Between 2009 and 2014, several molecules went off patent while some are on
the verge of patent expiry—opening opportunities for other generic
agrochemical players. According to FICCI, the total feasible opportunity is
estimated at over USD3b.
The global crop protection chemicals market is projected to reach USD69.6b by
2019, with an estimated CAGR of 5.5% from 2014 to 2019.
Achievements in FY15
Used in-house technologies to introduce Glufosinate in India.
Adopted an asset-sweating model:
UPL generated higher revenue through a
progressively higher asset utilization coupled with value addition (make-or-buy
approach).
Commissioned two plants within best-in-class timelines:
UPL commissioned
two herbicide manufacturing plants at Jhagadia within nine months. The
company also established a coal-fired boiler at Jhagadia within 15 months, an
industry benchmark.
Outlook
Under current agricultural policies in India, consumption growth between 2009
and 2050 is likely to be strongest for fruits (246%), vegetables (183%) and dairy
products (137%)—which together account for 77% of the total projected rise in
food consumption by 2050. While the demand for food has largely been met by
domestic products, food imports have also risen.

● ● ● ● ●

AIM OF THE EXERCISE: Transcribe the portion of the crop protection excerpt above between "Commissioned two plants" and "industry benchmark.", inclusive.

DATASET EXCERPT:
● ● ● ● ●

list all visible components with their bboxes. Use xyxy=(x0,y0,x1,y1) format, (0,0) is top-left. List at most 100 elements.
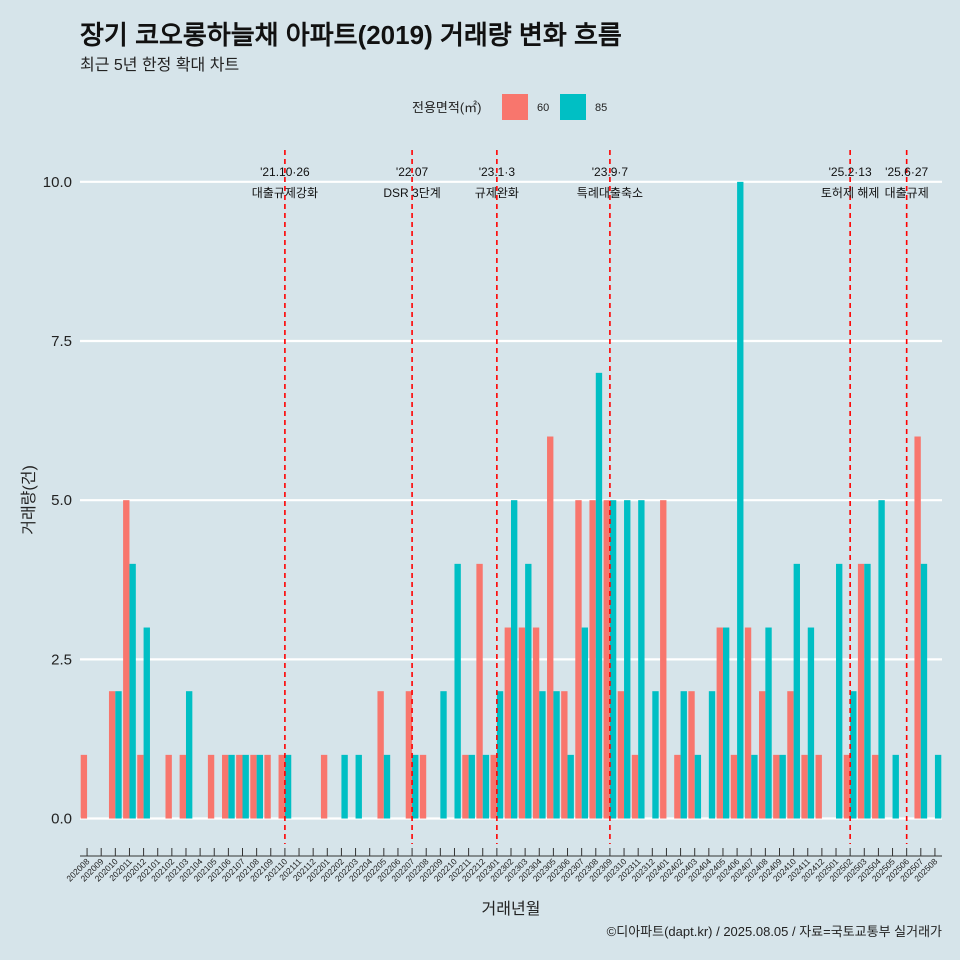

● ● ● ● ●

RESULT:
Commissioned two plants within best-in-class timelines:
UPL commissioned
two herbicide manufacturing plants at Jhagadia within nine months. The
company also established a coal-fired boiler at Jhagadia within 15 months, an
industry benchmark.